Goal
Reproduce the closing part of the entries exactly: the line with "What does this" and all lines after it, ending with the last line, and nothing else.

»»

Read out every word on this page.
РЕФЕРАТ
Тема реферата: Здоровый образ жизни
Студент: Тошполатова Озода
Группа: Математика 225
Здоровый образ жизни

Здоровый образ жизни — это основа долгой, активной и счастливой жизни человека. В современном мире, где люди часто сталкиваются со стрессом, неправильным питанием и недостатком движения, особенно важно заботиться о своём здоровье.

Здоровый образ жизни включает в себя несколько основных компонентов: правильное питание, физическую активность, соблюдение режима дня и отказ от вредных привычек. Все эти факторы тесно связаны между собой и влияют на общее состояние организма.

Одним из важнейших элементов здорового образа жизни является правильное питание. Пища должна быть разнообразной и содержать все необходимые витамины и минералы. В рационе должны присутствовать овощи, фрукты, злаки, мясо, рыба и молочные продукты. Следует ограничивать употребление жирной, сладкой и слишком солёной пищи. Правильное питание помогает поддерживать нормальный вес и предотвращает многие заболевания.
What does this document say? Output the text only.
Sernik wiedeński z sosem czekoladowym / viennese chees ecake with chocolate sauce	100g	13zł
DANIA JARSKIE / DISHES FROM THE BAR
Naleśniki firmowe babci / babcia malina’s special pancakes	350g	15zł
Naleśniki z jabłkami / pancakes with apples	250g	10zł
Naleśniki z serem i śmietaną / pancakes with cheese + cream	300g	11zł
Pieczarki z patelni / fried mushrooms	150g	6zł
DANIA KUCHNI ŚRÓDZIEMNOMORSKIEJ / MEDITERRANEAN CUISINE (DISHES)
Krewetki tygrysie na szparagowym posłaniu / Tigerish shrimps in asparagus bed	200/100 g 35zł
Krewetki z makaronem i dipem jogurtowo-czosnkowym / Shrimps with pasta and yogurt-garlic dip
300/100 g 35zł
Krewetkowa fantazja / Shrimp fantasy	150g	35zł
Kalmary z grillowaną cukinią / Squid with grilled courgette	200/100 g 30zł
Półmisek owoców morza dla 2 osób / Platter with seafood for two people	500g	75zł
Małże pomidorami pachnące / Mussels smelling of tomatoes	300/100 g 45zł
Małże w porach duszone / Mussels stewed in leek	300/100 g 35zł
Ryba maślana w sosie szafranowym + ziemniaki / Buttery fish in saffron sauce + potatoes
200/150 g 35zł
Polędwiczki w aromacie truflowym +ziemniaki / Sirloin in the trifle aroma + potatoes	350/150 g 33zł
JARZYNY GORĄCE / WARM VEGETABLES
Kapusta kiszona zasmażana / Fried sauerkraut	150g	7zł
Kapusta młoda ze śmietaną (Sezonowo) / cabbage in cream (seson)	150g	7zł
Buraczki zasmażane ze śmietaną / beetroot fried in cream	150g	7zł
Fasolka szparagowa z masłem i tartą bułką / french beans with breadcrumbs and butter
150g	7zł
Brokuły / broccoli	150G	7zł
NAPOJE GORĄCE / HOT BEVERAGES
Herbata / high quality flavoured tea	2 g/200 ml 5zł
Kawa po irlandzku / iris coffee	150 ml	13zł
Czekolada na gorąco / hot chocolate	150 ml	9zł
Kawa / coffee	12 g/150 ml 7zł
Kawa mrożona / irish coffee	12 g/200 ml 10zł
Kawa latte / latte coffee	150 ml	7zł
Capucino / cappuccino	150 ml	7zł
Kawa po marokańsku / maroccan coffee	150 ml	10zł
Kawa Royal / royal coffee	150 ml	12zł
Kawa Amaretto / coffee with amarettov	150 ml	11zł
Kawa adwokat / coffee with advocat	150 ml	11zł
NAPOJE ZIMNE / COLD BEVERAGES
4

««

Full solution
What does this document say? Output the text only.
Sernik wiedeński z sosem czekoladowym / viennese chees ecake with chocolate sauce	100g	13zł
DANIA JARSKIE / DISHES FROM THE BAR
Naleśniki firmowe babci / babcia malina’s special pancakes	350g	15zł
Naleśniki z jabłkami / pancakes with apples	250g	10zł
Naleśniki z serem i śmietaną / pancakes with cheese + cream	300g	11zł
Pieczarki z patelni / fried mushrooms	150g	6zł
DANIA KUCHNI ŚRÓDZIEMNOMORSKIEJ / MEDITERRANEAN CUISINE (DISHES)
Krewetki tygrysie na szparagowym posłaniu / Tigerish shrimps in asparagus bed	200/100 g 35zł
Krewetki z makaronem i dipem jogurtowo-czosnkowym / Shrimps with pasta and yogurt-garlic dip
300/100 g 35zł
Krewetkowa fantazja / Shrimp fantasy	150g	35zł
Kalmary z grillowaną cukinią / Squid with grilled courgette	200/100 g 30zł
Półmisek owoców morza dla 2 osób / Platter with seafood for two people	500g	75zł
Małże pomidorami pachnące / Mussels smelling of tomatoes	300/100 g 45zł
Małże w porach duszone / Mussels stewed in leek	300/100 g 35zł
Ryba maślana w sosie szafranowym + ziemniaki / Buttery fish in saffron sauce + potatoes
200/150 g 35zł
Polędwiczki w aromacie truflowym +ziemniaki / Sirloin in the trifle aroma + potatoes	350/150 g 33zł
JARZYNY GORĄCE / WARM VEGETABLES
Kapusta kiszona zasmażana / Fried sauerkraut	150g	7zł
Kapusta młoda ze śmietaną (Sezonowo) / cabbage in cream (seson)	150g	7zł
Buraczki zasmażane ze śmietaną / beetroot fried in cream	150g	7zł
Fasolka szparagowa z masłem i tartą bułką / french beans with breadcrumbs and butter
150g	7zł
Brokuły / broccoli	150G	7zł
NAPOJE GORĄCE / HOT BEVERAGES
Herbata / high quality flavoured tea	2 g/200 ml 5zł
Kawa po irlandzku / iris coffee	150 ml	13zł
Czekolada na gorąco / hot chocolate	150 ml	9zł
Kawa / coffee	12 g/150 ml 7zł
Kawa mrożona / irish coffee	12 g/200 ml 10zł
Kawa latte / latte coffee	150 ml	7zł
Capucino / cappuccino	150 ml	7zł
Kawa po marokańsku / maroccan coffee	150 ml	10zł
Kawa Royal / royal coffee	150 ml	12zł
Kawa Amaretto / coffee with amarettov	150 ml	11zł
Kawa adwokat / coffee with advocat	150 ml	11zł
NAPOJE ZIMNE / COLD BEVERAGES
4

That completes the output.